§ **Exercise prompt**
From the movie review, extract verbatim the passage between "I spent a quiet" and "action crime thriller.", inclusive.

One Battle After Another (2025) Review

Reading Time: 3 minutes.

My Rating is a 95 (A)

I spent a quiet December Saturday settling in for one of the year’s most talked-about films, One Thing After Another. I’d avoided trailers and think pieces, so all I had to go on was some sparse, slightly cryptic marketing that made me expect a dusty Western revenge flick. That expectation lasted about 90 seconds and I realized it was more of a modern action crime thriller.

The movie was a jolt of modern-day anarchist chaos—raw, immediate, and completely gripping. The opening scenes throw you straight into the action, introducing a roster of bold, sharply defined characters with almost reckless confidence. There’s no slow burn here; the film grabs you early, yanks you into its world, and never loosens its grip.

One of the most impressive feats of the movie is how it refuses to offer the comfort of “good guys.” Every major player walks the line between compelling and deeply flawed, and yet the film makes you care intensely about who comes out on top. Some characters are magnetic enough that you root for them despite their jagged edges; others you find yourself eagerly waiting to see undone. That moral ambiguity gives the whole story a gritty realism—these people feel like they could walk out of the theater with you. I think there are some people of certain political persuasions that will dislike the main characters even more and find the antagonist (played by Sean Penn) to be phony and unrealistic, as can be seen in a lot of the audience reviews who consider this “glorifying terrorism” which isn’t really how I see it. But it actually doesn’t seem that far-fetched considering what we’ve seen going on in recent years. I digress.

(Extracted records)

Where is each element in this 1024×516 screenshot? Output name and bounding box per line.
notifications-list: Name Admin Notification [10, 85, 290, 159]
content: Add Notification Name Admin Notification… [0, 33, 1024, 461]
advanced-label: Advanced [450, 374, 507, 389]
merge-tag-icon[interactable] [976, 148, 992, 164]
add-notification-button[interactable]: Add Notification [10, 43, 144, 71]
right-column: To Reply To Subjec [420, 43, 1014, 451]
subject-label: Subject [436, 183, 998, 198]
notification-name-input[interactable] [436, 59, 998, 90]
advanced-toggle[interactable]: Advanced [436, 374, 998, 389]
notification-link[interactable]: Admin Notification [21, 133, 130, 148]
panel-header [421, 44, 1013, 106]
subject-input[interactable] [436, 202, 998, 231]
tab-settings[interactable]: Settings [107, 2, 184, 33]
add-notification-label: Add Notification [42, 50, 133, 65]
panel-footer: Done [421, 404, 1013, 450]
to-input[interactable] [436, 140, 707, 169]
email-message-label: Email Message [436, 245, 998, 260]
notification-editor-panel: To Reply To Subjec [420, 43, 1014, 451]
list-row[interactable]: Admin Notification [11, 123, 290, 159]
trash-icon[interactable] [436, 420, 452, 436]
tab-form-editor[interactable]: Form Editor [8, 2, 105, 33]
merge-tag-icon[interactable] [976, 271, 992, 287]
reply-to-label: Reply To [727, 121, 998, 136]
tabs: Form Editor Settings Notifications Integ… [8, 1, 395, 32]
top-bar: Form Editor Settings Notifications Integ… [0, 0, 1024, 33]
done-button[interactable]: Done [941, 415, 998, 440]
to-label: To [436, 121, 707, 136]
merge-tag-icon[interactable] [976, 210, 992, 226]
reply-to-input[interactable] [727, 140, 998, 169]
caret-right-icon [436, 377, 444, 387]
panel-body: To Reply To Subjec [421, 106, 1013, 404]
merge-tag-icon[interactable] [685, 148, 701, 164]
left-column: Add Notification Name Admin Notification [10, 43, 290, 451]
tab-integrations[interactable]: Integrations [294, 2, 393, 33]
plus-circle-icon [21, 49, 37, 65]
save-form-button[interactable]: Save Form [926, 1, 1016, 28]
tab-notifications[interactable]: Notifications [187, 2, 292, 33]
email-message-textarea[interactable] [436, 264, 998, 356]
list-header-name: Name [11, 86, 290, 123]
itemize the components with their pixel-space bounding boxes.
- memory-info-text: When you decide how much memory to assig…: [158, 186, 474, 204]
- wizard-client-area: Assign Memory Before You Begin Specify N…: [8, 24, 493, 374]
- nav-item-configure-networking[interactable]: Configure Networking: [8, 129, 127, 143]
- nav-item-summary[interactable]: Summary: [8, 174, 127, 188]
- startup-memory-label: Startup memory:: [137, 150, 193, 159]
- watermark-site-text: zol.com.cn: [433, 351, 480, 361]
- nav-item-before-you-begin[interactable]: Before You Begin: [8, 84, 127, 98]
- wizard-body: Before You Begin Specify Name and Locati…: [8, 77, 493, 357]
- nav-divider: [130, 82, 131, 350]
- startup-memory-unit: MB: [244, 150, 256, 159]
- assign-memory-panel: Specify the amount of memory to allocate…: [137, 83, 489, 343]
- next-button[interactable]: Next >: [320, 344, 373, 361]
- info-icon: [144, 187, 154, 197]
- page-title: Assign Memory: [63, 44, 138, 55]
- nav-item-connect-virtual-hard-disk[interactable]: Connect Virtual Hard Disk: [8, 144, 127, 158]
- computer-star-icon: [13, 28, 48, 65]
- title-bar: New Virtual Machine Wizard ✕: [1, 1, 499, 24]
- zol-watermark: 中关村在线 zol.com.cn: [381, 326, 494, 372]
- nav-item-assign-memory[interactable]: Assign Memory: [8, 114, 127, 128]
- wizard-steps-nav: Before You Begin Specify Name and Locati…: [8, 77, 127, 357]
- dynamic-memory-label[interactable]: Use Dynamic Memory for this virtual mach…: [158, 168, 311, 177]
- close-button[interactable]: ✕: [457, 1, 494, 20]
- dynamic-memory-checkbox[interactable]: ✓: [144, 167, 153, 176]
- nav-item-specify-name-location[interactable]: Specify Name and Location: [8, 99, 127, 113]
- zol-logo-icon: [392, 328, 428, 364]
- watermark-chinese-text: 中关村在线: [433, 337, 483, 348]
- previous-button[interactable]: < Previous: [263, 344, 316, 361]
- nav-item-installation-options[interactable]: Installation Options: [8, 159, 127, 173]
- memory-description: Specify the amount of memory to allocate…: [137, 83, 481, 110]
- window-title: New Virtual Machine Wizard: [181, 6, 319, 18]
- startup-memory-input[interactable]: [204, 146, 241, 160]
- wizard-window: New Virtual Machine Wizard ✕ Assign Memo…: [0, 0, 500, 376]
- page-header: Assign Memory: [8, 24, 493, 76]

§ **Answer**
I spent a quiet December Saturday settling in for one of the year’s most talked-about films, One Thing After Another. I’d avoided trailers and think pieces, so all I had to go on was some sparse, slightly cryptic marketing that made me expect a dusty Western revenge flick. That expectation lasted about 90 seconds and I realized it was more of a modern action crime thriller.